● **Exercise prompt**:
Each record below must be returned exactly as shown.

● **Data excerpts**:
- - - - -
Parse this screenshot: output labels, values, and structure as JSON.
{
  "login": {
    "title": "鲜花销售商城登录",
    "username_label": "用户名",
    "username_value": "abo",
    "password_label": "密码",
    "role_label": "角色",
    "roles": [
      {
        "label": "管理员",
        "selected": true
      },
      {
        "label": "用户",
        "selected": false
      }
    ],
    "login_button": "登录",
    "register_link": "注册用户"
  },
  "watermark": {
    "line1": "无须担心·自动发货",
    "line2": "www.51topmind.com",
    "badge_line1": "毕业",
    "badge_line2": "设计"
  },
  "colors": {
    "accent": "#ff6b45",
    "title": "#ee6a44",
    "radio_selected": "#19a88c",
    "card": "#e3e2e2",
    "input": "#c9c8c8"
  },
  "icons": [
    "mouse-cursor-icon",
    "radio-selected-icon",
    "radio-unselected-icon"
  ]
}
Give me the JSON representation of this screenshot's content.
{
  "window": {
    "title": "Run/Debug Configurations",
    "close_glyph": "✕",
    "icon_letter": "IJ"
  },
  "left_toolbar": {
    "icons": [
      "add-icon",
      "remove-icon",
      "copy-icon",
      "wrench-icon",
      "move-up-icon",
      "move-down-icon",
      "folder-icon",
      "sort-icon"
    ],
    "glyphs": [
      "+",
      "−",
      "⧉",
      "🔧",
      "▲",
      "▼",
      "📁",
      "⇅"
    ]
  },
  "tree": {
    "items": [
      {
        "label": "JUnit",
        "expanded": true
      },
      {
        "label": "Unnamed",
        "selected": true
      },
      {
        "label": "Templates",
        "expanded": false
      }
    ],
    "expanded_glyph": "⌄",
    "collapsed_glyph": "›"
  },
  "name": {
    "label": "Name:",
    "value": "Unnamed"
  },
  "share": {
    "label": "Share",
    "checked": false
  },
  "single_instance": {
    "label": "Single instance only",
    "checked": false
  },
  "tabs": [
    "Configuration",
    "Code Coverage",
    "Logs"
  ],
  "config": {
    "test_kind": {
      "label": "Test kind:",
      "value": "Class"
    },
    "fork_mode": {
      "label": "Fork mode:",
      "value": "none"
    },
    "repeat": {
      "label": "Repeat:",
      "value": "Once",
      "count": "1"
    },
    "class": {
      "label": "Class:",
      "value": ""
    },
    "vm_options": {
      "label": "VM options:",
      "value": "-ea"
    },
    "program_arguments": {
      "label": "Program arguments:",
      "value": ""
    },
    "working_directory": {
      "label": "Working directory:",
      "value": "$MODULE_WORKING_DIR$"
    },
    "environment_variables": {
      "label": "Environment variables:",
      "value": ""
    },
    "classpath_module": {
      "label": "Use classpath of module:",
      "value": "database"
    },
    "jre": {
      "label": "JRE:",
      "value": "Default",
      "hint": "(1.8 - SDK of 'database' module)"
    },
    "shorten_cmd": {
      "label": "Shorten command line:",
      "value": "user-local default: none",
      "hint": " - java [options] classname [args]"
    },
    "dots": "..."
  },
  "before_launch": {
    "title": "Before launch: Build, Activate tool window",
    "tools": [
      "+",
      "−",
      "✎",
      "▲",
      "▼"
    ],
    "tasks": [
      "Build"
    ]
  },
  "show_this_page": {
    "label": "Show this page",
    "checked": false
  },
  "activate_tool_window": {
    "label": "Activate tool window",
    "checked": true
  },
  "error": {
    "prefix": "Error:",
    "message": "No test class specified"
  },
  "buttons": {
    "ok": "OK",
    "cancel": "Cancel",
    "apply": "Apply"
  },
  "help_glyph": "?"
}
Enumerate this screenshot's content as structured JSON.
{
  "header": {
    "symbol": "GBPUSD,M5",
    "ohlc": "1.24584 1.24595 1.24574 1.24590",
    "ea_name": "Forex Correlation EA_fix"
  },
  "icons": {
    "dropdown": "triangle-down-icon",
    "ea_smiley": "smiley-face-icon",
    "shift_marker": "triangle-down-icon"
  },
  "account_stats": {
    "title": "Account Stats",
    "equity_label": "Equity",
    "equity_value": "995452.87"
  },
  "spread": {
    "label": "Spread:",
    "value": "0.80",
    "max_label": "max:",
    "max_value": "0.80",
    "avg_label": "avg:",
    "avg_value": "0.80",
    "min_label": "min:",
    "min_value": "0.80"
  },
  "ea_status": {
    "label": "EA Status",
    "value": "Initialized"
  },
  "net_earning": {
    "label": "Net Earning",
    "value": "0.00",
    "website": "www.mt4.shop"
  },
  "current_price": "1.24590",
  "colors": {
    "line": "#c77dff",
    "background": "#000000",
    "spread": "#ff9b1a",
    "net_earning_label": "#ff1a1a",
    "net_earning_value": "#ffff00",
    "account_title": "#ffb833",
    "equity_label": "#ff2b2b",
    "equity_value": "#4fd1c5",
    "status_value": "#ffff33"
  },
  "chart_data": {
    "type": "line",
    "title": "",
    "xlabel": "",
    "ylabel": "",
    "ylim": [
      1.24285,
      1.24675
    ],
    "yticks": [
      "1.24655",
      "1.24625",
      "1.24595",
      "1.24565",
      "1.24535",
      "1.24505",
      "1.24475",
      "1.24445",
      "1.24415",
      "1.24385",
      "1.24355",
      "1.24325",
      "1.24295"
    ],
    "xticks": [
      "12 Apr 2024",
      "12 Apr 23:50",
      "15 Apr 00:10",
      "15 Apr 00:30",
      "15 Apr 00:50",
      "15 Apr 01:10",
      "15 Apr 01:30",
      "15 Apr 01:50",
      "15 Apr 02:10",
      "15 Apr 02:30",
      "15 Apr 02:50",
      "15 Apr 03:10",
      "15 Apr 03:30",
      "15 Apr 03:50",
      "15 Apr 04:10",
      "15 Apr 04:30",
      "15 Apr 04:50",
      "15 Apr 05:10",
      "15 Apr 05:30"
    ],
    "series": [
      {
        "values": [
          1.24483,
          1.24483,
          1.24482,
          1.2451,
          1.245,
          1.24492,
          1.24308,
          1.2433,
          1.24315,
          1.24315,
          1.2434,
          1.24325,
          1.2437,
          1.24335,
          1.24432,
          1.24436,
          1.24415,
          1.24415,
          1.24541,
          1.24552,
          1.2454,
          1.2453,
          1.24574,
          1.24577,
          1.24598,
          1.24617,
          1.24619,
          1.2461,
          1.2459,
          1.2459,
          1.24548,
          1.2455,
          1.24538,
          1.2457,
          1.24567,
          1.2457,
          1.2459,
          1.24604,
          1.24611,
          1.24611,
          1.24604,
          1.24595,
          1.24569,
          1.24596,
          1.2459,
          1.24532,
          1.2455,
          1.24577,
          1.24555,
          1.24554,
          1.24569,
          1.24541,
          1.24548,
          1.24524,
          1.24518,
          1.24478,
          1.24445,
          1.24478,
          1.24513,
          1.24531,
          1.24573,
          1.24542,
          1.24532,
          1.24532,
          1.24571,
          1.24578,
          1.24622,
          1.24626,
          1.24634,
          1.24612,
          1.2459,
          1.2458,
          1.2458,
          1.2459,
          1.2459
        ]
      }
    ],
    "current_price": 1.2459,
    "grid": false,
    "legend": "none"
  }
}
- - - - -
● **The answer**:
Parse this screenshot: output labels, values, and structure as JSON.
{
  "login": {
    "title": "鲜花销售商城登录",
    "username_label": "用户名",
    "username_value": "abo",
    "password_label": "密码",
    "role_label": "角色",
    "roles": [
      {
        "label": "管理员",
        "selected": true
      },
      {
        "label": "用户",
        "selected": false
      }
    ],
    "login_button": "登录",
    "register_link": "注册用户"
  },
  "watermark": {
    "line1": "无须担心·自动发货",
    "line2": "www.51topmind.com",
    "badge_line1": "毕业",
    "badge_line2": "设计"
  },
  "colors": {
    "accent": "#ff6b45",
    "title": "#ee6a44",
    "radio_selected": "#19a88c",
    "card": "#e3e2e2",
    "input": "#c9c8c8"
  },
  "icons": [
    "mouse-cursor-icon",
    "radio-selected-icon",
    "radio-unselected-icon"
  ]
}
Give me the JSON representation of this screenshot's content.
{
  "window": {
    "title": "Run/Debug Configurations",
    "close_glyph": "✕",
    "icon_letter": "IJ"
  },
  "left_toolbar": {
    "icons": [
      "add-icon",
      "remove-icon",
      "copy-icon",
      "wrench-icon",
      "move-up-icon",
      "move-down-icon",
      "folder-icon",
      "sort-icon"
    ],
    "glyphs": [
      "+",
      "−",
      "⧉",
      "🔧",
      "▲",
      "▼",
      "📁",
      "⇅"
    ]
  },
  "tree": {
    "items": [
      {
        "label": "JUnit",
        "expanded": true
      },
      {
        "label": "Unnamed",
        "selected": true
      },
      {
        "label": "Templates",
        "expanded": false
      }
    ],
    "expanded_glyph": "⌄",
    "collapsed_glyph": "›"
  },
  "name": {
    "label": "Name:",
    "value": "Unnamed"
  },
  "share": {
    "label": "Share",
    "checked": false
  },
  "single_instance": {
    "label": "Single instance only",
    "checked": false
  },
  "tabs": [
    "Configuration",
    "Code Coverage",
    "Logs"
  ],
  "config": {
    "test_kind": {
      "label": "Test kind:",
      "value": "Class"
    },
    "fork_mode": {
      "label": "Fork mode:",
      "value": "none"
    },
    "repeat": {
      "label": "Repeat:",
      "value": "Once",
      "count": "1"
    },
    "class": {
      "label": "Class:",
      "value": ""
    },
    "vm_options": {
      "label": "VM options:",
      "value": "-ea"
    },
    "program_arguments": {
      "label": "Program arguments:",
      "value": ""
    },
    "working_directory": {
      "label": "Working directory:",
      "value": "$MODULE_WORKING_DIR$"
    },
    "environment_variables": {
      "label": "Environment variables:",
      "value": ""
    },
    "classpath_module": {
      "label": "Use classpath of module:",
      "value": "database"
    },
    "jre": {
      "label": "JRE:",
      "value": "Default",
      "hint": "(1.8 - SDK of 'database' module)"
    },
    "shorten_cmd": {
      "label": "Shorten command line:",
      "value": "user-local default: none",
      "hint": " - java [options] classname [args]"
    },
    "dots": "..."
  },
  "before_launch": {
    "title": "Before launch: Build, Activate tool window",
    "tools": [
      "+",
      "−",
      "✎",
      "▲",
      "▼"
    ],
    "tasks": [
      "Build"
    ]
  },
  "show_this_page": {
    "label": "Show this page",
    "checked": false
  },
  "activate_tool_window": {
    "label": "Activate tool window",
    "checked": true
  },
  "error": {
    "prefix": "Error:",
    "message": "No test class specified"
  },
  "buttons": {
    "ok": "OK",
    "cancel": "Cancel",
    "apply": "Apply"
  },
  "help_glyph": "?"
}
Enumerate this screenshot's content as structured JSON.
{
  "header": {
    "symbol": "GBPUSD,M5",
    "ohlc": "1.24584 1.24595 1.24574 1.24590",
    "ea_name": "Forex Correlation EA_fix"
  },
  "icons": {
    "dropdown": "triangle-down-icon",
    "ea_smiley": "smiley-face-icon",
    "shift_marker": "triangle-down-icon"
  },
  "account_stats": {
    "title": "Account Stats",
    "equity_label": "Equity",
    "equity_value": "995452.87"
  },
  "spread": {
    "label": "Spread:",
    "value": "0.80",
    "max_label": "max:",
    "max_value": "0.80",
    "avg_label": "avg:",
    "avg_value": "0.80",
    "min_label": "min:",
    "min_value": "0.80"
  },
  "ea_status": {
    "label": "EA Status",
    "value": "Initialized"
  },
  "net_earning": {
    "label": "Net Earning",
    "value": "0.00",
    "website": "www.mt4.shop"
  },
  "current_price": "1.24590",
  "colors": {
    "line": "#c77dff",
    "background": "#000000",
    "spread": "#ff9b1a",
    "net_earning_label": "#ff1a1a",
    "net_earning_value": "#ffff00",
    "account_title": "#ffb833",
    "equity_label": "#ff2b2b",
    "equity_value": "#4fd1c5",
    "status_value": "#ffff33"
  },
  "chart_data": {
    "type": "line",
    "title": "",
    "xlabel": "",
    "ylabel": "",
    "ylim": [
      1.24285,
      1.24675
    ],
    "yticks": [
      "1.24655",
      "1.24625",
      "1.24595",
      "1.24565",
      "1.24535",
      "1.24505",
      "1.24475",
      "1.24445",
      "1.24415",
      "1.24385",
      "1.24355",
      "1.24325",
      "1.24295"
    ],
    "xticks": [
      "12 Apr 2024",
      "12 Apr 23:50",
      "15 Apr 00:10",
      "15 Apr 00:30",
      "15 Apr 00:50",
      "15 Apr 01:10",
      "15 Apr 01:30",
      "15 Apr 01:50",
      "15 Apr 02:10",
      "15 Apr 02:30",
      "15 Apr 02:50",
      "15 Apr 03:10",
      "15 Apr 03:30",
      "15 Apr 03:50",
      "15 Apr 04:10",
      "15 Apr 04:30",
      "15 Apr 04:50",
      "15 Apr 05:10",
      "15 Apr 05:30"
    ],
    "series": [
      {
        "values": [
          1.24483,
          1.24483,
          1.24482,
          1.2451,
          1.245,
          1.24492,
          1.24308,
          1.2433,
          1.24315,
          1.24315,
          1.2434,
          1.24325,
          1.2437,
          1.24335,
          1.24432,
          1.24436,
          1.24415,
          1.24415,
          1.24541,
          1.24552,
          1.2454,
          1.2453,
          1.24574,
          1.24577,
          1.24598,
          1.24617,
          1.24619,
          1.2461,
          1.2459,
          1.2459,
          1.24548,
          1.2455,
          1.24538,
          1.2457,
          1.24567,
          1.2457,
          1.2459,
          1.24604,
          1.24611,
          1.24611,
          1.24604,
          1.24595,
          1.24569,
          1.24596,
          1.2459,
          1.24532,
          1.2455,
          1.24577,
          1.24555,
          1.24554,
          1.24569,
          1.24541,
          1.24548,
          1.24524,
          1.24518,
          1.24478,
          1.24445,
          1.24478,
          1.24513,
          1.24531,
          1.24573,
          1.24542,
          1.24532,
          1.24532,
          1.24571,
          1.24578,
          1.24622,
          1.24626,
          1.24634,
          1.24612,
          1.2459,
          1.2458,
          1.2458,
          1.2459,
          1.2459
        ]
      }
    ],
    "current_price": 1.2459,
    "grid": false,
    "legend": "none"
  }
}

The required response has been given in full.